### Text provided
+++
By Ernest Edwards, 1837-1903 (http://ihm.nlm.nih.gov/images/B11465) [Public domain], via Wikimedia Commons

Peter Mark Roget is best known as the creator of the Thesaurus — for which all writers have been grateful since it’s original publication in 1852.  It is arguably the most important contribution to literature in the past 160 years.

Interestingly, Roget didn’t begin this important philogical work until he was in his seventies.

Prior to that, Roget’s talents were in the scientific realm.  He was a physician, an MD interested in improving public sanitation as well as bolstering medical education.  He wrote numerous papers on physiology and health.  He discovered the retina’s capacity for seeing a fast-moving “series of still images as a continuous picture” — the phenomenon that allows us to watch movies.    He  also developed the “log-log scale” for the slide rule.
+++
[Document layout detection data]
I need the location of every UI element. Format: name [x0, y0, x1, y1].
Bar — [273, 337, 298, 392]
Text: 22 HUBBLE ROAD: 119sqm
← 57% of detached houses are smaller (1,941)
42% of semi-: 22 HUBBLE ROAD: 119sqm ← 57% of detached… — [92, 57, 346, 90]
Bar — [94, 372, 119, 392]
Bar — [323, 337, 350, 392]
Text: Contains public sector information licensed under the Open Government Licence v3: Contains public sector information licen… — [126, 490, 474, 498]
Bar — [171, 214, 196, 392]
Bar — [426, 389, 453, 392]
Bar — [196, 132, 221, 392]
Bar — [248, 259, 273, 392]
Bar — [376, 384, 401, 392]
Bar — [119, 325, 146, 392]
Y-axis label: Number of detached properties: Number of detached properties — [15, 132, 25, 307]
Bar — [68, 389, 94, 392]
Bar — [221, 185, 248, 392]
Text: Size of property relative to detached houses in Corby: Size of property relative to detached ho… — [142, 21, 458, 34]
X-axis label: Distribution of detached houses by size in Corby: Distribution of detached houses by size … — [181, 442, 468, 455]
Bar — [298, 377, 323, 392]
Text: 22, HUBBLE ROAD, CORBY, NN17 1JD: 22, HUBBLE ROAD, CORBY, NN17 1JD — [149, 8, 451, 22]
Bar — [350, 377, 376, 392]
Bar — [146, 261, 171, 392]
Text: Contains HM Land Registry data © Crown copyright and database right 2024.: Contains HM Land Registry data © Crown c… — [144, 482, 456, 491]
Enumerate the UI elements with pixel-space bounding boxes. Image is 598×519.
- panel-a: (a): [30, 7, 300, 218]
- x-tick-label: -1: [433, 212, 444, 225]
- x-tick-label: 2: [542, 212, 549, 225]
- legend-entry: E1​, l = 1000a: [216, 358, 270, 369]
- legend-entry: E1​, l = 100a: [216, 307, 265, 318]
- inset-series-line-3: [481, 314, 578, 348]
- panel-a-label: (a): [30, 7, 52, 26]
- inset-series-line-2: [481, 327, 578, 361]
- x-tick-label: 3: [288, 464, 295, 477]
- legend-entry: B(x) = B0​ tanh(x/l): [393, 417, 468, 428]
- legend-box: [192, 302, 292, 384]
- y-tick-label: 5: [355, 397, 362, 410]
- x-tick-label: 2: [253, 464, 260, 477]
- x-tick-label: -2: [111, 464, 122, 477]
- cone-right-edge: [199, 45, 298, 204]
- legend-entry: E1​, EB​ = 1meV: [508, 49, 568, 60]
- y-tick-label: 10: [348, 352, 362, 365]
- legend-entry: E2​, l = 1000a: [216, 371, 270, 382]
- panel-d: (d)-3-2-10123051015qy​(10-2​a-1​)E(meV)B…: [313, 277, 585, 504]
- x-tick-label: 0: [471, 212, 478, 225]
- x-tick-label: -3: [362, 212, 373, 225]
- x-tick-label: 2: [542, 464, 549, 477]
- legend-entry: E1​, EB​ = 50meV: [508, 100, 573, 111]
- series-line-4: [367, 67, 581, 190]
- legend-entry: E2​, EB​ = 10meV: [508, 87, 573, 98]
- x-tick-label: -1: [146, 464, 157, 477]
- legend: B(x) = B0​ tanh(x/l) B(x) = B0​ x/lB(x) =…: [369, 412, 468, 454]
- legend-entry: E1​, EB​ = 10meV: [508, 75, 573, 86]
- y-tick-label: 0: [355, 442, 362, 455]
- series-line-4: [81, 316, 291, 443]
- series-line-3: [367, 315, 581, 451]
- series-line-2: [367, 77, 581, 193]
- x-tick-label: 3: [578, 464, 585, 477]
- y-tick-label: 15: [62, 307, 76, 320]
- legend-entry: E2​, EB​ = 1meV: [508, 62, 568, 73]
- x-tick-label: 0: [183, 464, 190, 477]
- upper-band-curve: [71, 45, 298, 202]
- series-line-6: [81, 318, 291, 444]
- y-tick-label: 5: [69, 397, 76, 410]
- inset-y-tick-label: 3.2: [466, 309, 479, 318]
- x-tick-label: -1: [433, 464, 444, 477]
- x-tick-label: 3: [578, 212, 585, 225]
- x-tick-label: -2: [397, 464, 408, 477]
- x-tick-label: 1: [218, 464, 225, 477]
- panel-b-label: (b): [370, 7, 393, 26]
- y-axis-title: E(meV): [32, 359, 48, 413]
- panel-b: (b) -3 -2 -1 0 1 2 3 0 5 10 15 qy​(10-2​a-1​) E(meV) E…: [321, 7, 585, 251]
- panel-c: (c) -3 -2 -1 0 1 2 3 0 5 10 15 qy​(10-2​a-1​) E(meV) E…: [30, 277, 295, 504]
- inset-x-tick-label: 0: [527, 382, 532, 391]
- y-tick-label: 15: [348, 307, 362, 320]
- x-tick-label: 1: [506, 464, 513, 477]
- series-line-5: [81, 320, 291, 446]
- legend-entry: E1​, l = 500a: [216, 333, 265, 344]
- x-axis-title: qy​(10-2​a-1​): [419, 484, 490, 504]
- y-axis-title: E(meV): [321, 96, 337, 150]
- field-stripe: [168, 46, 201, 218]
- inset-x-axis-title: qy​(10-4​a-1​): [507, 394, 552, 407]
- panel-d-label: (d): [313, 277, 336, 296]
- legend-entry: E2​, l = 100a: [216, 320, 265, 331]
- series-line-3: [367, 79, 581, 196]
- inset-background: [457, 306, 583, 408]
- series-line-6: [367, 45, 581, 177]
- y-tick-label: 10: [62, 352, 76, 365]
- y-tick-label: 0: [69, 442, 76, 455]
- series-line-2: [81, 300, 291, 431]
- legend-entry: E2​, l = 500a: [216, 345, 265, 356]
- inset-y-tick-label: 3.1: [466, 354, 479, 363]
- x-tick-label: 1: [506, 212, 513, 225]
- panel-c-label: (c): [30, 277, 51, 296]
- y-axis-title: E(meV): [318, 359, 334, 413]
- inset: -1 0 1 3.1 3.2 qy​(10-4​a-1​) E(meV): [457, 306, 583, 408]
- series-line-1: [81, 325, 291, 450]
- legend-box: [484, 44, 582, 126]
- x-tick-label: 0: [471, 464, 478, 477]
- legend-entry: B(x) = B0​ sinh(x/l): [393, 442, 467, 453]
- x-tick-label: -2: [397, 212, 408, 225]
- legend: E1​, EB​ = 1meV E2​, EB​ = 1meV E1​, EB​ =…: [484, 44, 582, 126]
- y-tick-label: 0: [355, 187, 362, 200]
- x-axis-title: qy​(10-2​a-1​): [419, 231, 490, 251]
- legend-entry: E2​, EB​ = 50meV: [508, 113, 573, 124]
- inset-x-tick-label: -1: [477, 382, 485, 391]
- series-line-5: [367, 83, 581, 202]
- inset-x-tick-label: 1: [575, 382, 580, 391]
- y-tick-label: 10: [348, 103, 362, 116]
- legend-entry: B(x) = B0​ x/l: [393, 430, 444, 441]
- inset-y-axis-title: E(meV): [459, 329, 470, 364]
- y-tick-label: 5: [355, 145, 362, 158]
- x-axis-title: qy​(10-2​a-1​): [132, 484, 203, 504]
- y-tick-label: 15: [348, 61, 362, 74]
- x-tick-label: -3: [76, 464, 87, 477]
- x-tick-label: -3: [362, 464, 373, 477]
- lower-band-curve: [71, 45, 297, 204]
+++
### Work request 1
In the text about Peter Mark Roget, what did he develop for the slide rule?
### Work request 2
Write a continuation of the text about Peter Mark Roget, starting after its last sentence.

### Answer section 1
He developed the "log-log scale" for the slide rule.

### Answer section 2
Besides being a great example of someone wielding multiple talents, Roget is a shining inspiration for anyone concerned to focus on new talents, later in life.  Sure, he didn’t start his work on the Thesaurus until he was 70…but it didn’t matter.  He did it.  And he oversaw twenty-eight printings during his lifetime.  And he left a legacy as important today as it was in 1852.  It’s never too late to flex a talent…you just have to start.